[Stored records]
══════

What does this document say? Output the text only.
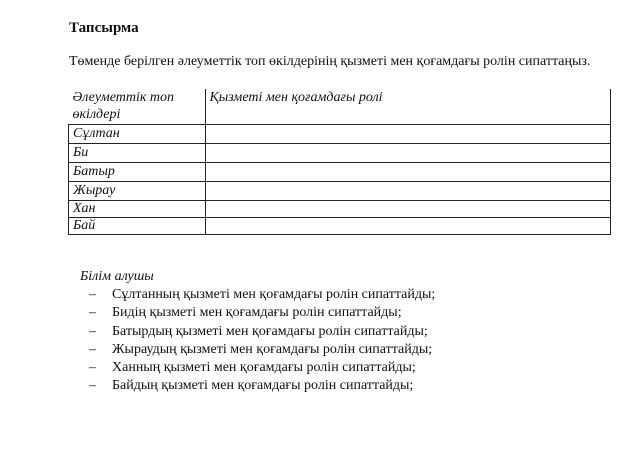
Тапсырма

Төменде берілген әлеуметтік топ өкілдерінің қызметі мен қоғамдағы ролін сипаттаңыз.

Әлеуметтік топ өкілдері	Қызметі мен қоғамдағы ролі
Сұлтан	
Би	
Батыр	
Жырау	
Хан	
Бай	

Білім алушы

– Сұлтанның қызметі мен қоғамдағы ролін сипаттайды;
– Бидің қызметі мен қоғамдағы ролін сипаттайды;
– Батырдың қызметі мен қоғамдағы ролін сипаттайды;
– Жыраудың қызметі мен қоғамдағы ролін сипаттайды;
– Ханның қызметі мен қоғамдағы ролін сипаттайды;
– Байдың қызметі мен қоғамдағы ролін сипаттайды;
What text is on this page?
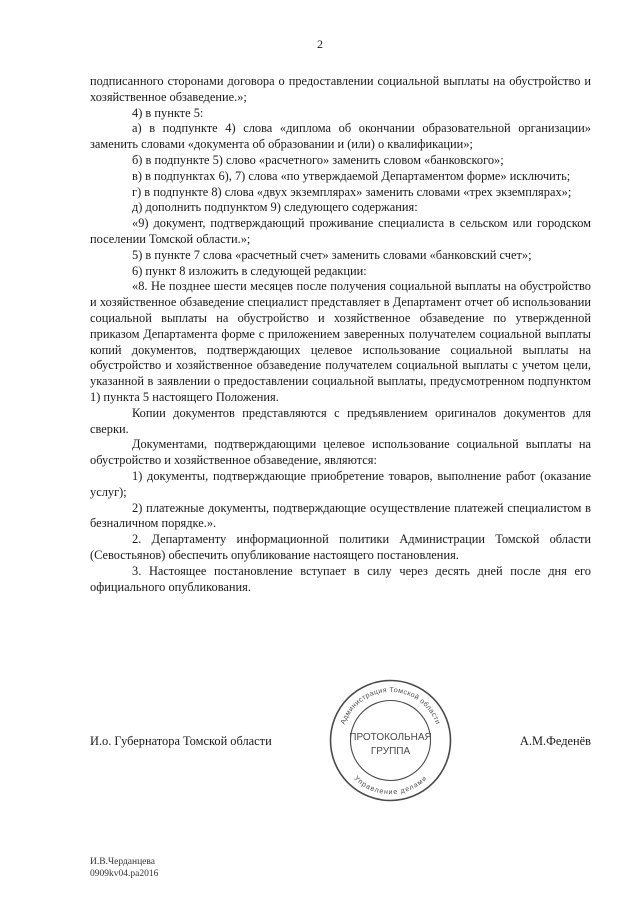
2

подписанного сторонами договора о предоставлении социальной выплаты на обустройство и хозяйственное обзаведение.»;

4) в пункте 5:

а) в подпункте 4) слова «диплома об окончании образовательной организации» заменить словами «документа об образовании и (или) о квалификации»;

б) в подпункте 5) слово «расчетного» заменить словом «банковского»;

в) в подпунктах 6), 7) слова «по утверждаемой Департаментом форме» исключить;

г) в подпункте 8) слова «двух экземплярах» заменить словами «трех экземплярах»;

д) дополнить подпунктом 9) следующего содержания:

«9) документ, подтверждающий проживание специалиста в сельском или городском поселении Томской области.»;

5) в пункте 7 слова «расчетный счет» заменить словами «банковский счет»;

6) пункт 8 изложить в следующей редакции:

«8. Не позднее шести месяцев после получения социальной выплаты на обустройство и хозяйственное обзаведение специалист представляет в Департамент отчет об использовании социальной выплаты на обустройство и хозяйственное обзаведение по утвержденной приказом Департамента форме с приложением заверенных получателем социальной выплаты копий документов, подтверждающих целевое использование социальной выплаты на обустройство и хозяйственное обзаведение получателем социальной выплаты с учетом цели, указанной в заявлении о предоставлении социальной выплаты, предусмотренном подпунктом 1) пункта 5 настоящего Положения.

Копии документов представляются с предъявлением оригиналов документов для сверки.

Документами, подтверждающими целевое использование социальной выплаты на обустройство и хозяйственное обзаведение, являются:

1) документы, подтверждающие приобретение товаров, выполнение работ (оказание услуг);

2) платежные документы, подтверждающие осуществление платежей специалистом в безналичном порядке.».

2. Департаменту информационной политики Администрации Томской области (Севостьянов) обеспечить опубликование настоящего постановления.

3. Настоящее постановление вступает в силу через десять дней после дня его официального опубликования.

Администрация Томской области
Управление делами
ПРОТОКОЛЬНАЯ
ГРУППА
И.о. Губернатора Томской области	А.М.Феденёв
И.В.Черданцева
0909kv04.pa2016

══════

→ **Problem statement**:
Filter the entries and copy out every line with the word "области".

→ **Worked answer**:
«9) документ, подтверждающий проживание специалиста в сельском или городском поселении Томской области.»;
2. Департаменту информационной политики Администрации Томской области (Севостьянов) обеспечить опубликование настоящего постановления.
Администрация Томской области
И.о. Губернатора Томской области	А.М.Феденёв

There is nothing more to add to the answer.